-- start of Records supplied --

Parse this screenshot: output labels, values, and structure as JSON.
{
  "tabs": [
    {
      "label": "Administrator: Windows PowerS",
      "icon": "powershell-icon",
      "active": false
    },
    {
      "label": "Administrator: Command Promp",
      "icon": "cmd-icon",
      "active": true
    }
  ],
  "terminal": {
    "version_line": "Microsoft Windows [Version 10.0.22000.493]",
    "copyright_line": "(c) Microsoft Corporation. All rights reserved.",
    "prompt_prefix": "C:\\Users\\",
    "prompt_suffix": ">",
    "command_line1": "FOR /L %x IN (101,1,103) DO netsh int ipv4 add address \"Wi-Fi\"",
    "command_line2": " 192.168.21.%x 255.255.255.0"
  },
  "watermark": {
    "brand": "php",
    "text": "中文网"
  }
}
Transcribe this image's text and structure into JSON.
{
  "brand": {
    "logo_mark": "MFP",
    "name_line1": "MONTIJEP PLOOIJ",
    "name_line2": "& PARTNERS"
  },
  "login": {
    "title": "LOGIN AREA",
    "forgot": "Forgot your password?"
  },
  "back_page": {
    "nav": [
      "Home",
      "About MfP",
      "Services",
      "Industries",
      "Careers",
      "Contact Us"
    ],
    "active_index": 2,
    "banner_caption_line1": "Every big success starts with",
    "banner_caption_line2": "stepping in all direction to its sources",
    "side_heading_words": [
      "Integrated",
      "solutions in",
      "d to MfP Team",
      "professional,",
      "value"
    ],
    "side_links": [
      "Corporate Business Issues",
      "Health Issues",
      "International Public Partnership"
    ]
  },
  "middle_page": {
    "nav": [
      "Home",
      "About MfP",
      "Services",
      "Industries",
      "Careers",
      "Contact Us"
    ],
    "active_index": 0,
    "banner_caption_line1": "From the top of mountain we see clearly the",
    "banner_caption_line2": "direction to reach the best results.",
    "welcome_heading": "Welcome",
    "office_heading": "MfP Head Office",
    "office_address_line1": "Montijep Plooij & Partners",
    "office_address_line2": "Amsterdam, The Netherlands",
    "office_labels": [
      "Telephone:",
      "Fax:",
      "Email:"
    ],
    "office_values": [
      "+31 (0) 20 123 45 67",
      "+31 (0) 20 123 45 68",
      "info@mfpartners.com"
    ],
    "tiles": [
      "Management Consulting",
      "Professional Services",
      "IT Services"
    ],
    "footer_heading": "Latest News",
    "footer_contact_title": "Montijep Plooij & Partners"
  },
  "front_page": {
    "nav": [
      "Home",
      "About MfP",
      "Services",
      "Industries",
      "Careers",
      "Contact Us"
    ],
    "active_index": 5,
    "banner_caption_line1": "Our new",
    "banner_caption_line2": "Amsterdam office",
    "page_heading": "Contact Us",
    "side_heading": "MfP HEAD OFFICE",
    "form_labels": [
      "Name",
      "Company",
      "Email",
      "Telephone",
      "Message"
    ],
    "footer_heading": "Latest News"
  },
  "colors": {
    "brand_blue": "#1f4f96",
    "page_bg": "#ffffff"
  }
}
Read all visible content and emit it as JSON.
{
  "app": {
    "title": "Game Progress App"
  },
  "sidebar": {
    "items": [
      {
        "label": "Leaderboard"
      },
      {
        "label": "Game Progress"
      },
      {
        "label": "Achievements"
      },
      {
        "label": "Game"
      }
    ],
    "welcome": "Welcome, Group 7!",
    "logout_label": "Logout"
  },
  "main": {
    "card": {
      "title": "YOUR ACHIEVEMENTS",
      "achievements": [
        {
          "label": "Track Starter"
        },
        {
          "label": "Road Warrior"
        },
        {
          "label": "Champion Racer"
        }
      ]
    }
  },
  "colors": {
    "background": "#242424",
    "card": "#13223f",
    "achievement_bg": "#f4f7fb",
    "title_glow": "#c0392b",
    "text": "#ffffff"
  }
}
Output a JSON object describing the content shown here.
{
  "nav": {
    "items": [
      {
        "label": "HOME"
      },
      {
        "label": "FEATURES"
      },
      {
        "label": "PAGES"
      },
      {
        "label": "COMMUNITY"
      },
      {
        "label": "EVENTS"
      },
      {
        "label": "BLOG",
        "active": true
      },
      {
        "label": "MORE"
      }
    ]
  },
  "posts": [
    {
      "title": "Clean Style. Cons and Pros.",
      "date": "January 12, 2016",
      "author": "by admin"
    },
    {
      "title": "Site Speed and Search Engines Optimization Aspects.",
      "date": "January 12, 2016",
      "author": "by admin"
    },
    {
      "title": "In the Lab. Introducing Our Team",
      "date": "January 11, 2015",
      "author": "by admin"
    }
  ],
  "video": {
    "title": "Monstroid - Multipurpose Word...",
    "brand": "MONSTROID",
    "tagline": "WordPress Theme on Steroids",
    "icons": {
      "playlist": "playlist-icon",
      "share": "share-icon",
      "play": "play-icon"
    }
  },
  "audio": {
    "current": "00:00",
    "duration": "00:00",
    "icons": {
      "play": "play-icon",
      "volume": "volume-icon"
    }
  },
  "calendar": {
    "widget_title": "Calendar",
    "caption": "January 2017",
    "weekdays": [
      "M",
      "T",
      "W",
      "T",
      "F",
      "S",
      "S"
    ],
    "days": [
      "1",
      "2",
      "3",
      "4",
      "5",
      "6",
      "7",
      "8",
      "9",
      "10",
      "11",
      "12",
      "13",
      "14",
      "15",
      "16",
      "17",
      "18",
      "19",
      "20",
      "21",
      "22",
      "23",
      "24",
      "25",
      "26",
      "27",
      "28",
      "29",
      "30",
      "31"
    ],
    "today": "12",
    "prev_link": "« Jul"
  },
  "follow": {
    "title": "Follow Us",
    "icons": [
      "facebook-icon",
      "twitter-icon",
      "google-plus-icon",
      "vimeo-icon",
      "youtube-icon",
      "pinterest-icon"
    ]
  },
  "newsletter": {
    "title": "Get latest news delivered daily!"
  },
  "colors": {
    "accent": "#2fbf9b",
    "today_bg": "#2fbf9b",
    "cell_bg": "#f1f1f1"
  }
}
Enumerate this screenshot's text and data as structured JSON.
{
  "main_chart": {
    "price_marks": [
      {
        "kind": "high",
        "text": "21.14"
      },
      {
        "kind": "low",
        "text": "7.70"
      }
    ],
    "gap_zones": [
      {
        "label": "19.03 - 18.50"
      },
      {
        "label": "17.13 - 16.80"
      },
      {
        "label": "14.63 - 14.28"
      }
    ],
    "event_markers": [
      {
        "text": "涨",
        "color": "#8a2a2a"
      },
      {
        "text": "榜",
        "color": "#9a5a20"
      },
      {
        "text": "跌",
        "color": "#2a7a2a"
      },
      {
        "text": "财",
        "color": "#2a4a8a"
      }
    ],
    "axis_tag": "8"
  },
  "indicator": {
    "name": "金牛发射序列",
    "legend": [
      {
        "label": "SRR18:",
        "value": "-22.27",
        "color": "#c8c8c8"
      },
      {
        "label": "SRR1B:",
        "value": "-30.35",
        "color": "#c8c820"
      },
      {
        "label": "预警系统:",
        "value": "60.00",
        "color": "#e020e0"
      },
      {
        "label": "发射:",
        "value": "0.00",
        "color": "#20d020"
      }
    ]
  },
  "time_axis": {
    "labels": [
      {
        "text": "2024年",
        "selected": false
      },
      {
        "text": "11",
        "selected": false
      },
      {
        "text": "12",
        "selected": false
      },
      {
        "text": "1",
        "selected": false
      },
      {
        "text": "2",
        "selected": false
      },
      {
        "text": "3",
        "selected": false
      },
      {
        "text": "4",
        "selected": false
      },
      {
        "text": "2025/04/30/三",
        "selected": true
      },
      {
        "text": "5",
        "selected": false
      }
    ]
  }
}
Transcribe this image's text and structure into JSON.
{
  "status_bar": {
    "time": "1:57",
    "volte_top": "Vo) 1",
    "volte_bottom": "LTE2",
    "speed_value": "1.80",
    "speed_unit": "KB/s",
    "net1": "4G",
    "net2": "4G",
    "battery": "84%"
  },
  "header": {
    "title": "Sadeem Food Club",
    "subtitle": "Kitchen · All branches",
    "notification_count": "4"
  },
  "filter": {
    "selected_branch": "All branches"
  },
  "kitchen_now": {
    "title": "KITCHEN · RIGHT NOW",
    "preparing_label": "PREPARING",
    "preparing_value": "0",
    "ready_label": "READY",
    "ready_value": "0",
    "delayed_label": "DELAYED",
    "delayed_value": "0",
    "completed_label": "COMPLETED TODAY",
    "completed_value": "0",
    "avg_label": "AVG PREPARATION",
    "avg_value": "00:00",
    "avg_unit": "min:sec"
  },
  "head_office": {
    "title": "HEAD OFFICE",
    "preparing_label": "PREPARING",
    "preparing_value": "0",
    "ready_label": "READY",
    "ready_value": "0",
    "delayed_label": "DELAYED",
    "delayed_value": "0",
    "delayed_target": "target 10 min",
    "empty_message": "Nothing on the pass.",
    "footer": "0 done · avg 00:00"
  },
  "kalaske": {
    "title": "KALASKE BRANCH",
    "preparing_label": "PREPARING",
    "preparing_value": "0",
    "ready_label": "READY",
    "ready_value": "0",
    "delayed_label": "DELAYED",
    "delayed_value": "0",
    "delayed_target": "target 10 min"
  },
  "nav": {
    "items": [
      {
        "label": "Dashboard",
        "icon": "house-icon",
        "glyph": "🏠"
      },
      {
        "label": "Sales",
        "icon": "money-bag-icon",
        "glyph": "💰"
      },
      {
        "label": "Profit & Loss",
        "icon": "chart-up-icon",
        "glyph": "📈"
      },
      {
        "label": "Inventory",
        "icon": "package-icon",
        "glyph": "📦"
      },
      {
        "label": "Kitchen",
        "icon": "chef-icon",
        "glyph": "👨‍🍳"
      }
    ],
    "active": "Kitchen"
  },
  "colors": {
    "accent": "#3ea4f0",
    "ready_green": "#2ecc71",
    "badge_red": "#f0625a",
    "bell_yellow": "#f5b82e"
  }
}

-- end of Records supplied --

▶ Task brief:
Scan the material for lines with the word "true", and copy each line you find.

▶ Task output:
      "active": true
        "active": true
        "selected": true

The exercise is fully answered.